* Written exercise
Could you reproduce every line of the records below word for word, with no changes?

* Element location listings

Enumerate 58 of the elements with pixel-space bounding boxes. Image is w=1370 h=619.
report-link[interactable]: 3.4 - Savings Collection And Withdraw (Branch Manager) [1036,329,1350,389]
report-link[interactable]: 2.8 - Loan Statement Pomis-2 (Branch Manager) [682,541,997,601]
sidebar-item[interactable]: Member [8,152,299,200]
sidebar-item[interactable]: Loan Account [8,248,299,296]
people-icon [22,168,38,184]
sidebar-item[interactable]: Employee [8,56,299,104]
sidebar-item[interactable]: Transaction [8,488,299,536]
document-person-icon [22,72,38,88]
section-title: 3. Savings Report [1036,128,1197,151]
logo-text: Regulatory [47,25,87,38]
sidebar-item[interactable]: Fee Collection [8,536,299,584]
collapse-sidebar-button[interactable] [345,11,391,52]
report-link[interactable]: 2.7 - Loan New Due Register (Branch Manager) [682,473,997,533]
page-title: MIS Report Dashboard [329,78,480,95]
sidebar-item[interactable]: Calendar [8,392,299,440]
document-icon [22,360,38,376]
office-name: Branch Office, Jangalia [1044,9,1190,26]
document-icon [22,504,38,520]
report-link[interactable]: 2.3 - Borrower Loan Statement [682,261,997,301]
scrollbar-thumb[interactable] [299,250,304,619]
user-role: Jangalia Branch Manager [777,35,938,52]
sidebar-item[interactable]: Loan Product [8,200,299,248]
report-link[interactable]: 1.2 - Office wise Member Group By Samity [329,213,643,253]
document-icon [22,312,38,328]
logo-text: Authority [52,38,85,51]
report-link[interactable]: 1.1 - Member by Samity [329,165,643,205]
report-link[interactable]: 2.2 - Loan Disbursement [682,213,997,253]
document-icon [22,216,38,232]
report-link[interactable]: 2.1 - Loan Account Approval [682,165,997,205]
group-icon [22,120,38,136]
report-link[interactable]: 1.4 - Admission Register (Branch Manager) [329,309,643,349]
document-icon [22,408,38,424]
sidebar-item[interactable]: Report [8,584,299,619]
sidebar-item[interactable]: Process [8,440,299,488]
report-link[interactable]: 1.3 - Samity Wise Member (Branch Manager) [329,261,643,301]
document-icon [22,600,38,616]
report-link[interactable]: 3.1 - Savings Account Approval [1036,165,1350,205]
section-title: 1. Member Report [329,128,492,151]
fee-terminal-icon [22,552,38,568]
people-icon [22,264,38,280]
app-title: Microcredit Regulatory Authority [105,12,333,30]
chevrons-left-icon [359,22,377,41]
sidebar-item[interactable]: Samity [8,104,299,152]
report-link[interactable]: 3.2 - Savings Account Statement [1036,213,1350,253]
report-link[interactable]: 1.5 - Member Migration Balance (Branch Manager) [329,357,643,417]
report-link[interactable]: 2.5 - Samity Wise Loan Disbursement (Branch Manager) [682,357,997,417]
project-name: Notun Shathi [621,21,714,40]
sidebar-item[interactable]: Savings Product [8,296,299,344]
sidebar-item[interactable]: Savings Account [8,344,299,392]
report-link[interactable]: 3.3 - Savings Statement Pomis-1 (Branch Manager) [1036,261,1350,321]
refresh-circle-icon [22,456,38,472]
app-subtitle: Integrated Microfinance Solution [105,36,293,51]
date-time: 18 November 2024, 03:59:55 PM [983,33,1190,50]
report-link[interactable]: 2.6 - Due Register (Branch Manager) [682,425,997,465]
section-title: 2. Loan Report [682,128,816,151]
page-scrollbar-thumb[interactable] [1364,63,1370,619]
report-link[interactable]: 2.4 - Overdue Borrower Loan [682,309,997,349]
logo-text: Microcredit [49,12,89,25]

* Task result
Enumerate 58 of the elements with pixel-space bounding boxes. Image is w=1370 h=619.
report-link[interactable]: 3.4 - Savings Collection And Withdraw (Branch Manager) [1036,329,1350,389]
report-link[interactable]: 2.8 - Loan Statement Pomis-2 (Branch Manager) [682,541,997,601]
sidebar-item[interactable]: Member [8,152,299,200]
sidebar-item[interactable]: Loan Account [8,248,299,296]
people-icon [22,168,38,184]
sidebar-item[interactable]: Employee [8,56,299,104]
sidebar-item[interactable]: Transaction [8,488,299,536]
document-person-icon [22,72,38,88]
section-title: 3. Savings Report [1036,128,1197,151]
logo-text: Regulatory [47,25,87,38]
sidebar-item[interactable]: Fee Collection [8,536,299,584]
collapse-sidebar-button[interactable] [345,11,391,52]
report-link[interactable]: 2.7 - Loan New Due Register (Branch Manager) [682,473,997,533]
page-title: MIS Report Dashboard [329,78,480,95]
sidebar-item[interactable]: Calendar [8,392,299,440]
document-icon [22,360,38,376]
office-name: Branch Office, Jangalia [1044,9,1190,26]
document-icon [22,504,38,520]
report-link[interactable]: 2.3 - Borrower Loan Statement [682,261,997,301]
scrollbar-thumb[interactable] [299,250,304,619]
user-role: Jangalia Branch Manager [777,35,938,52]
sidebar-item[interactable]: Loan Product [8,200,299,248]
report-link[interactable]: 1.2 - Office wise Member Group By Samity [329,213,643,253]
document-icon [22,312,38,328]
logo-text: Authority [52,38,85,51]
report-link[interactable]: 1.1 - Member by Samity [329,165,643,205]
report-link[interactable]: 2.2 - Loan Disbursement [682,213,997,253]
document-icon [22,216,38,232]
report-link[interactable]: 2.1 - Loan Account Approval [682,165,997,205]
group-icon [22,120,38,136]
report-link[interactable]: 1.4 - Admission Register (Branch Manager) [329,309,643,349]
document-icon [22,408,38,424]
sidebar-item[interactable]: Report [8,584,299,619]
sidebar-item[interactable]: Process [8,440,299,488]
report-link[interactable]: 1.3 - Samity Wise Member (Branch Manager) [329,261,643,301]
document-icon [22,600,38,616]
report-link[interactable]: 3.1 - Savings Account Approval [1036,165,1350,205]
section-title: 1. Member Report [329,128,492,151]
fee-terminal-icon [22,552,38,568]
people-icon [22,264,38,280]
app-title: Microcredit Regulatory Authority [105,12,333,30]
chevrons-left-icon [359,22,377,41]
sidebar-item[interactable]: Samity [8,104,299,152]
report-link[interactable]: 3.2 - Savings Account Statement [1036,213,1350,253]
report-link[interactable]: 1.5 - Member Migration Balance (Branch Manager) [329,357,643,417]
report-link[interactable]: 2.5 - Samity Wise Loan Disbursement (Branch Manager) [682,357,997,417]
project-name: Notun Shathi [621,21,714,40]
sidebar-item[interactable]: Savings Product [8,296,299,344]
sidebar-item[interactable]: Savings Account [8,344,299,392]
report-link[interactable]: 3.3 - Savings Statement Pomis-1 (Branch Manager) [1036,261,1350,321]
refresh-circle-icon [22,456,38,472]
app-subtitle: Integrated Microfinance Solution [105,36,293,51]
date-time: 18 November 2024, 03:59:55 PM [983,33,1190,50]
report-link[interactable]: 2.6 - Due Register (Branch Manager) [682,425,997,465]
section-title: 2. Loan Report [682,128,816,151]
page-scrollbar-thumb[interactable] [1364,63,1370,619]
report-link[interactable]: 2.4 - Overdue Borrower Loan [682,309,997,349]
logo-text: Microcredit [49,12,89,25]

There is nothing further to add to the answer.